All lines below must be repeated exactly, with the pictures omitted.

---------- Stored records ----------

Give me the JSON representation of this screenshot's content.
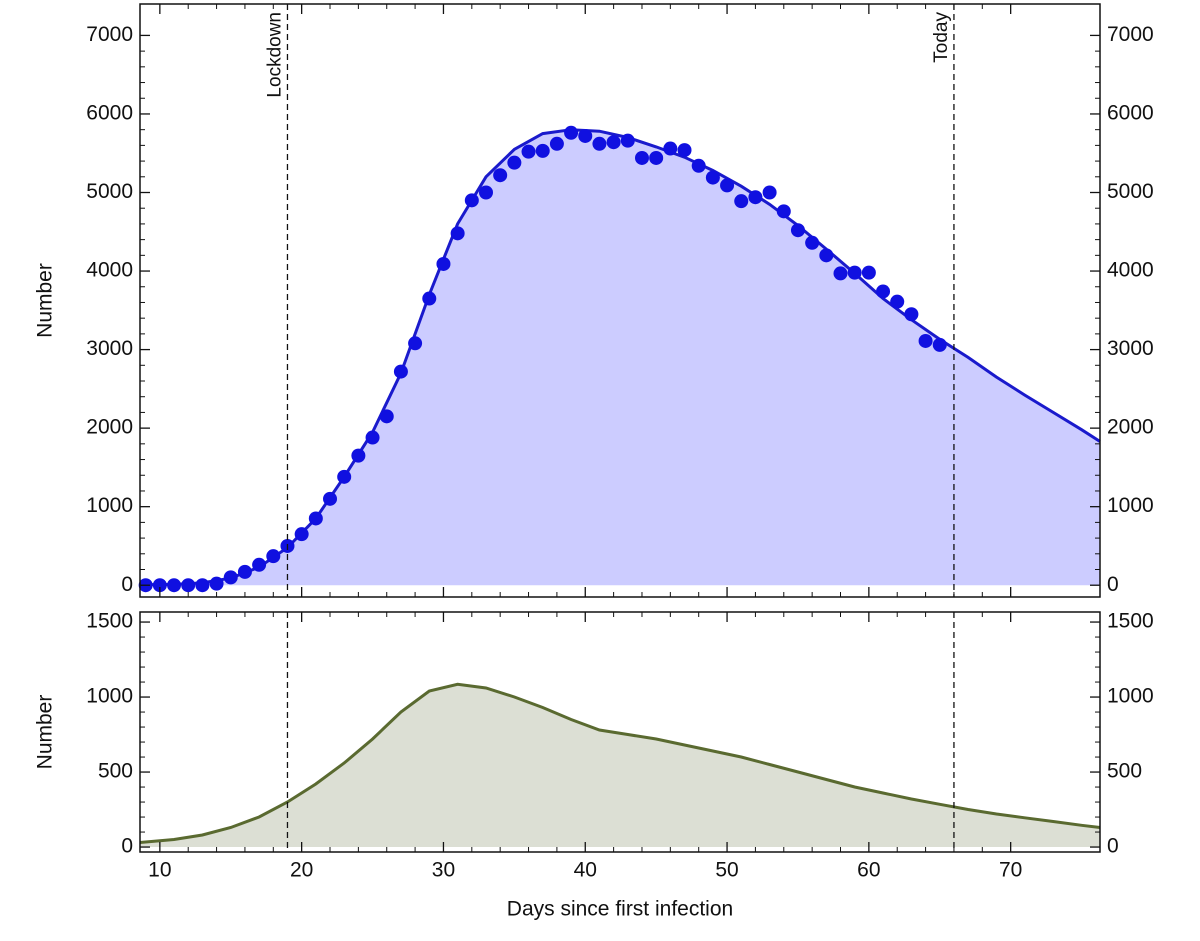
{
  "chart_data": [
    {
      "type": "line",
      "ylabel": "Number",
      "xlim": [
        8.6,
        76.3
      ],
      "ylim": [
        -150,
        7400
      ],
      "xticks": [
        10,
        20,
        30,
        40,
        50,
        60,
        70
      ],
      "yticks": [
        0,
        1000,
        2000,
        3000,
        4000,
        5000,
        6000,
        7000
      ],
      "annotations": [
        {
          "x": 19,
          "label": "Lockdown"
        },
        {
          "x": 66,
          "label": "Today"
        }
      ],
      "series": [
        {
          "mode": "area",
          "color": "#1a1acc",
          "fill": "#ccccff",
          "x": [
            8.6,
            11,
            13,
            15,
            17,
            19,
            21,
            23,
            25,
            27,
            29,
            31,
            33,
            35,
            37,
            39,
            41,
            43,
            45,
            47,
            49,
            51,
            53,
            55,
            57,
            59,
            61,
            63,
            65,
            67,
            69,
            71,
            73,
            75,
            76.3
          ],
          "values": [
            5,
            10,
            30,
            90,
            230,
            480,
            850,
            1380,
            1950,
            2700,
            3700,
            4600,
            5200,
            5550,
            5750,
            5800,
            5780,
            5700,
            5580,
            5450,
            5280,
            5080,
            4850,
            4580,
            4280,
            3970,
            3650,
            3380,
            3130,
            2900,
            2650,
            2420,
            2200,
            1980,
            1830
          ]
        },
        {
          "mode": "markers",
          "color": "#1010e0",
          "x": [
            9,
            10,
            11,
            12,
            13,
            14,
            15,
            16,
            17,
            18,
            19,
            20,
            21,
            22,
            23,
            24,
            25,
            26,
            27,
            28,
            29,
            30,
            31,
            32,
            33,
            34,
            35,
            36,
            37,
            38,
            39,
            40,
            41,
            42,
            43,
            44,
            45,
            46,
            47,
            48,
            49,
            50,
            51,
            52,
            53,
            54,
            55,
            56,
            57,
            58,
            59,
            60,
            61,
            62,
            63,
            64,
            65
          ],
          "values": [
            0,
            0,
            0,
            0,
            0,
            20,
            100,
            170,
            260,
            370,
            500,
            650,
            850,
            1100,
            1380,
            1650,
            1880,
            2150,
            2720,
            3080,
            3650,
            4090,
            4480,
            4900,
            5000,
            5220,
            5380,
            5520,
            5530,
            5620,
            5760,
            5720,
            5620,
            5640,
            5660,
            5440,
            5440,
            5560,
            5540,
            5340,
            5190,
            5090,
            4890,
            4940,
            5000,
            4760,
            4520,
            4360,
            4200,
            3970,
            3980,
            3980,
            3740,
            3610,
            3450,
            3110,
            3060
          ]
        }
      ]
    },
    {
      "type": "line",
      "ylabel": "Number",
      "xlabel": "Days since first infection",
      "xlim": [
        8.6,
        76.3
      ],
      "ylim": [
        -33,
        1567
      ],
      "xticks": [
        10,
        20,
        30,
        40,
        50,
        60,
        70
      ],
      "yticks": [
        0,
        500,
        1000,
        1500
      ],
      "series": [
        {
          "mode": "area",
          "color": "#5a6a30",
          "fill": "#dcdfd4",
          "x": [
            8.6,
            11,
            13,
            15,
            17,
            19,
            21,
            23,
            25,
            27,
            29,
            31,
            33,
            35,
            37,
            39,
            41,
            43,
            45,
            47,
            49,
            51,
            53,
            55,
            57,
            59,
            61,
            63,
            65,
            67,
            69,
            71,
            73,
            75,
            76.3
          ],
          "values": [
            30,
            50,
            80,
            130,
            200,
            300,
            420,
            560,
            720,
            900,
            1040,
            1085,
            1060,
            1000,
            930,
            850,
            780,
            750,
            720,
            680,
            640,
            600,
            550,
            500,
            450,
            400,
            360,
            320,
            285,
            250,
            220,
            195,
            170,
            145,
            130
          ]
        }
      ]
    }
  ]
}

----------

## Task result
Give me the JSON representation of this screenshot's content.
{
  "chart_data": [
    {
      "type": "line",
      "ylabel": "Number",
      "xlim": [
        8.6,
        76.3
      ],
      "ylim": [
        -150,
        7400
      ],
      "xticks": [
        10,
        20,
        30,
        40,
        50,
        60,
        70
      ],
      "yticks": [
        0,
        1000,
        2000,
        3000,
        4000,
        5000,
        6000,
        7000
      ],
      "annotations": [
        {
          "x": 19,
          "label": "Lockdown"
        },
        {
          "x": 66,
          "label": "Today"
        }
      ],
      "series": [
        {
          "mode": "area",
          "color": "#1a1acc",
          "fill": "#ccccff",
          "x": [
            8.6,
            11,
            13,
            15,
            17,
            19,
            21,
            23,
            25,
            27,
            29,
            31,
            33,
            35,
            37,
            39,
            41,
            43,
            45,
            47,
            49,
            51,
            53,
            55,
            57,
            59,
            61,
            63,
            65,
            67,
            69,
            71,
            73,
            75,
            76.3
          ],
          "values": [
            5,
            10,
            30,
            90,
            230,
            480,
            850,
            1380,
            1950,
            2700,
            3700,
            4600,
            5200,
            5550,
            5750,
            5800,
            5780,
            5700,
            5580,
            5450,
            5280,
            5080,
            4850,
            4580,
            4280,
            3970,
            3650,
            3380,
            3130,
            2900,
            2650,
            2420,
            2200,
            1980,
            1830
          ]
        },
        {
          "mode": "markers",
          "color": "#1010e0",
          "x": [
            9,
            10,
            11,
            12,
            13,
            14,
            15,
            16,
            17,
            18,
            19,
            20,
            21,
            22,
            23,
            24,
            25,
            26,
            27,
            28,
            29,
            30,
            31,
            32,
            33,
            34,
            35,
            36,
            37,
            38,
            39,
            40,
            41,
            42,
            43,
            44,
            45,
            46,
            47,
            48,
            49,
            50,
            51,
            52,
            53,
            54,
            55,
            56,
            57,
            58,
            59,
            60,
            61,
            62,
            63,
            64,
            65
          ],
          "values": [
            0,
            0,
            0,
            0,
            0,
            20,
            100,
            170,
            260,
            370,
            500,
            650,
            850,
            1100,
            1380,
            1650,
            1880,
            2150,
            2720,
            3080,
            3650,
            4090,
            4480,
            4900,
            5000,
            5220,
            5380,
            5520,
            5530,
            5620,
            5760,
            5720,
            5620,
            5640,
            5660,
            5440,
            5440,
            5560,
            5540,
            5340,
            5190,
            5090,
            4890,
            4940,
            5000,
            4760,
            4520,
            4360,
            4200,
            3970,
            3980,
            3980,
            3740,
            3610,
            3450,
            3110,
            3060
          ]
        }
      ]
    },
    {
      "type": "line",
      "ylabel": "Number",
      "xlabel": "Days since first infection",
      "xlim": [
        8.6,
        76.3
      ],
      "ylim": [
        -33,
        1567
      ],
      "xticks": [
        10,
        20,
        30,
        40,
        50,
        60,
        70
      ],
      "yticks": [
        0,
        500,
        1000,
        1500
      ],
      "series": [
        {
          "mode": "area",
          "color": "#5a6a30",
          "fill": "#dcdfd4",
          "x": [
            8.6,
            11,
            13,
            15,
            17,
            19,
            21,
            23,
            25,
            27,
            29,
            31,
            33,
            35,
            37,
            39,
            41,
            43,
            45,
            47,
            49,
            51,
            53,
            55,
            57,
            59,
            61,
            63,
            65,
            67,
            69,
            71,
            73,
            75,
            76.3
          ],
          "values": [
            30,
            50,
            80,
            130,
            200,
            300,
            420,
            560,
            720,
            900,
            1040,
            1085,
            1060,
            1000,
            930,
            850,
            780,
            750,
            720,
            680,
            640,
            600,
            550,
            500,
            450,
            400,
            360,
            320,
            285,
            250,
            220,
            195,
            170,
            145,
            130
          ]
        }
      ]
    }
  ]
}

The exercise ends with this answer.